- [Instrucción de trabajo A]
Transcriba del texto sobre la aceptación el pasaje que empieza con las palabras que contienen "Imaginate lo práctico" y concluye con "no era querida.".
- [Instrucción de trabajo B]
Traduzca al inglés la siguiente oración del texto sobre la aceptación: «Con práctica se va eligiendo un camino más suave, menos hostil.»
- [Instrucción de trabajo C]
Prosiga el texto sobre la aceptación a partir de su última oración.
+++ Fragmento del documento +++
Imaginate lo práctico que hubiera sido darme cuenta de la pequeña ingerencia que
tenemos sobre los otros. Yo quería llevarme bien con todo el mundo. Quería decir las palabras
correctas para congeniar. No entendía por qué siendo solícita y colaborativa no era querida.
Aceptación. No tenés que hacer nada para que te quieran. Eso sucede o no. Más palabras
resonando.
Como la gota que orada la piedra, la repetición fue dejando su huella. Aceptar implica
elegir, cambiar de rumbo, dejar ir. Una va entendiendo y atesorando logros. Con práctica se va
eligiendo un camino más suave, menos hostil. Se olvida de la necesidad de agradar. Se cierran
puertas que no se vuelven a abrir y se abren otras o se mira por la ventana. Se respira.
Llega el día en que una va descubriendo todo lo que no puede. «¿Pero si yo antes
podía...?» una dice una y otra vez. Claro, antes. Antes podía quedarme despierta toda la noche
en una fiesta y ahora me quedo dormida al caer la primera estrella. Antes podía mover una
maceta, correr un mueble, agacharme. Antes. Antes.
+++ Datos extraídos +++
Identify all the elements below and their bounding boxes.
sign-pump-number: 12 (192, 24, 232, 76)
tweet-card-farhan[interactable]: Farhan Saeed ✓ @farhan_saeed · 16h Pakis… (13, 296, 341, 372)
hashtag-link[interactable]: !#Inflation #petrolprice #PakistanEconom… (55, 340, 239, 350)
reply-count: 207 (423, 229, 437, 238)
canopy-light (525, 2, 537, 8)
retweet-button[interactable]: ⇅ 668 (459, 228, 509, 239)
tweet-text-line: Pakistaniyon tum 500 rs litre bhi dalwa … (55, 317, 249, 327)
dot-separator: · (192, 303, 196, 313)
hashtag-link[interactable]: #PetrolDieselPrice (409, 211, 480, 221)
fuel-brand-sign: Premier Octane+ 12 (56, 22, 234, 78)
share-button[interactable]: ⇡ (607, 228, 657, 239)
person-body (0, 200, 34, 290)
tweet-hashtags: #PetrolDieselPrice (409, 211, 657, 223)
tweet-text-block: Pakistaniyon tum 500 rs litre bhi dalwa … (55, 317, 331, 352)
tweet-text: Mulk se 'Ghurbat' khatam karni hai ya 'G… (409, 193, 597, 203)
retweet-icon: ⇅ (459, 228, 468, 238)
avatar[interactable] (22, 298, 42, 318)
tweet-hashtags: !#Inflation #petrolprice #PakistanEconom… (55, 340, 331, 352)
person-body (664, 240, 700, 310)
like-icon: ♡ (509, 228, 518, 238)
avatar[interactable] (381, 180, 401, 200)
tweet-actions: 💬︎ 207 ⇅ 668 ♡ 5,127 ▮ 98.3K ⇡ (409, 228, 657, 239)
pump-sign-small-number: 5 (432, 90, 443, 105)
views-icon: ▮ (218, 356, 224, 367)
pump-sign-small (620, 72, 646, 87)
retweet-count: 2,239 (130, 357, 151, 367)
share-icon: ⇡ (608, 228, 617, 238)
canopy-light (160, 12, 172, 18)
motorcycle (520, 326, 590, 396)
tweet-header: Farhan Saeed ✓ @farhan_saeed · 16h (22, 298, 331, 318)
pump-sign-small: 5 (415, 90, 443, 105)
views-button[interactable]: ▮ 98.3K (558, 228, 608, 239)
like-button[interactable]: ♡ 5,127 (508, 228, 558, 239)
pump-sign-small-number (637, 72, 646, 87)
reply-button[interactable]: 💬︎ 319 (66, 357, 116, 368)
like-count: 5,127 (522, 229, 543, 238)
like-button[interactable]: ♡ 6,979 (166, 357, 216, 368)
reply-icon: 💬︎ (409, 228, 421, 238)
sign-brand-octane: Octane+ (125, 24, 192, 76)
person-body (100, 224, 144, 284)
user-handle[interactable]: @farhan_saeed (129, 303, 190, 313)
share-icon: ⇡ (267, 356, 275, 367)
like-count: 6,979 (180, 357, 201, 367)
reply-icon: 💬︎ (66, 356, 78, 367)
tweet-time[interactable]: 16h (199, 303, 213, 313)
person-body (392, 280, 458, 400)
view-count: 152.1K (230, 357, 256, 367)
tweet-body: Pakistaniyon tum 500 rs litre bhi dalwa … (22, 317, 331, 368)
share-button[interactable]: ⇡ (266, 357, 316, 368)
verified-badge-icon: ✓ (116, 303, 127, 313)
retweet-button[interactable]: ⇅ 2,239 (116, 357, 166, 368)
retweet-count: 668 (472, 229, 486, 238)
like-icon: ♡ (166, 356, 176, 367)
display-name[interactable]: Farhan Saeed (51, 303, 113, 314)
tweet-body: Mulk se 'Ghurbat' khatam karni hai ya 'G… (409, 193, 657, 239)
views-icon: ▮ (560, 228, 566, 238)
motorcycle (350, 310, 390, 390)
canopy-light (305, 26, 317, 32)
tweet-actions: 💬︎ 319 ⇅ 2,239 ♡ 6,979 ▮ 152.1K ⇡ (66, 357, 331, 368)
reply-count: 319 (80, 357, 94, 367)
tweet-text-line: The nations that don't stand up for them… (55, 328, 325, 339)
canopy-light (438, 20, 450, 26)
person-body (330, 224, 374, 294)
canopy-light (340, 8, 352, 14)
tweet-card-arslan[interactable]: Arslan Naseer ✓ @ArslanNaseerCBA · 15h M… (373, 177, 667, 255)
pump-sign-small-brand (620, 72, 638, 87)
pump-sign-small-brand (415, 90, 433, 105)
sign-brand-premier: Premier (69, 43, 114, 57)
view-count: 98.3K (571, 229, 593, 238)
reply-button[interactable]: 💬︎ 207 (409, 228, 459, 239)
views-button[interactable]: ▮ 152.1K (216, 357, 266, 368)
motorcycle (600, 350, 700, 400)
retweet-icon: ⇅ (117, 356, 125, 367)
+++
- [Respuesta del ejercicio A]
Imaginate lo práctico que hubiera sido darme cuenta de la pequeña ingerencia que
tenemos sobre los otros. Yo quería llevarme bien con todo el mundo. Quería decir las palabras
correctas para congeniar. No entendía por qué siendo solícita y colaborativa no era querida.

- [Respuesta del ejercicio B]
With practice, one gradually chooses a gentler, less hostile path.

- [Respuesta del ejercicio C]
Y una se queda despierta bostezando o con la ayuda de bebida cola y aspirina. La maceta
la mueve igual aunque pese y me duela la espalda. Se agacha más allá de la dificultad para
ponerse de pie. Reniega y se niega a “tirar la toalla”. Cierra los ojos para no ver lo que se refleja
en el espejo mientras se imagina la eterna juventud.
Un tiempo después un día una se descubre inmersa en alguna situación que requiere toda
su atención y descubre que se olvida. Se olvida de todo lo que pudo, de todo lo que fue, de quién
fue. Y se redescubre mudada de piel: otra persona. Acepta que es otra. Acepta su propia
indefensión. Su fragilidad. Su finitud.